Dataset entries
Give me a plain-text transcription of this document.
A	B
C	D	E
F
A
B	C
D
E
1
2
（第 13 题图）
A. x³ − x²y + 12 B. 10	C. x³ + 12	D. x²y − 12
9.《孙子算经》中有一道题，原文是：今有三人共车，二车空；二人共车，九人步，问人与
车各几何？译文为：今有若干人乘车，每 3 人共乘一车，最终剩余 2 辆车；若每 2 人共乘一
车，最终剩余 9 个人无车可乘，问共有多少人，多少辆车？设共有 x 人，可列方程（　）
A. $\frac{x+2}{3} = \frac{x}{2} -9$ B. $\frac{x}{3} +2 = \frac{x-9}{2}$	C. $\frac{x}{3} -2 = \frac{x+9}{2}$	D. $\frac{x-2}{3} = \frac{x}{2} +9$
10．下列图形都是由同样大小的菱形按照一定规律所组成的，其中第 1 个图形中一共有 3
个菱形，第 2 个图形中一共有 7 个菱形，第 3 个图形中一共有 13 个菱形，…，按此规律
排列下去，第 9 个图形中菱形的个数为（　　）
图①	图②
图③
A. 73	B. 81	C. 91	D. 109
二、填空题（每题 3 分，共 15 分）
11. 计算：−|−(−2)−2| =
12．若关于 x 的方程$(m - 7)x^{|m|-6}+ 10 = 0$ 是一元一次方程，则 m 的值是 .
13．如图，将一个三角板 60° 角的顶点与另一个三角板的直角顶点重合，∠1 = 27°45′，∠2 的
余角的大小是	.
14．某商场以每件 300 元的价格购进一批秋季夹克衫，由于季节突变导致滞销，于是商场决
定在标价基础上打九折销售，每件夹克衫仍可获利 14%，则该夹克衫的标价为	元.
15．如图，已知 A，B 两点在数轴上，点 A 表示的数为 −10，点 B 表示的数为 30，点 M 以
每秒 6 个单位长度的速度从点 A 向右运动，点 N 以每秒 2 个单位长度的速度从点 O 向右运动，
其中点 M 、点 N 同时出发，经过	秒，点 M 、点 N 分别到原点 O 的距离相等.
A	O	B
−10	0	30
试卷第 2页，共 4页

• **Task objective**
Write every entry out again exactly.

• **Task result**
Give me a plain-text transcription of this document.
A	B
C	D	E
F
A
B	C
D
E
1
2
（第 13 题图）
A. x³ − x²y + 12 B. 10	C. x³ + 12	D. x²y − 12
9.《孙子算经》中有一道题，原文是：今有三人共车，二车空；二人共车，九人步，问人与
车各几何？译文为：今有若干人乘车，每 3 人共乘一车，最终剩余 2 辆车；若每 2 人共乘一
车，最终剩余 9 个人无车可乘，问共有多少人，多少辆车？设共有 x 人，可列方程（　）
A. $\frac{x+2}{3} = \frac{x}{2} -9$ B. $\frac{x}{3} +2 = \frac{x-9}{2}$	C. $\frac{x}{3} -2 = \frac{x+9}{2}$	D. $\frac{x-2}{3} = \frac{x}{2} +9$
10．下列图形都是由同样大小的菱形按照一定规律所组成的，其中第 1 个图形中一共有 3
个菱形，第 2 个图形中一共有 7 个菱形，第 3 个图形中一共有 13 个菱形，…，按此规律
排列下去，第 9 个图形中菱形的个数为（　　）
图①	图②
图③
A. 73	B. 81	C. 91	D. 109
二、填空题（每题 3 分，共 15 分）
11. 计算：−|−(−2)−2| =
12．若关于 x 的方程$(m - 7)x^{|m|-6}+ 10 = 0$ 是一元一次方程，则 m 的值是 .
13．如图，将一个三角板 60° 角的顶点与另一个三角板的直角顶点重合，∠1 = 27°45′，∠2 的
余角的大小是	.
14．某商场以每件 300 元的价格购进一批秋季夹克衫，由于季节突变导致滞销，于是商场决
定在标价基础上打九折销售，每件夹克衫仍可获利 14%，则该夹克衫的标价为	元.
15．如图，已知 A，B 两点在数轴上，点 A 表示的数为 −10，点 B 表示的数为 30，点 M 以
每秒 6 个单位长度的速度从点 A 向右运动，点 N 以每秒 2 个单位长度的速度从点 O 向右运动，
其中点 M 、点 N 同时出发，经过	秒，点 M 、点 N 分别到原点 O 的距离相等.
A	O	B
−10	0	30
试卷第 2页，共 4页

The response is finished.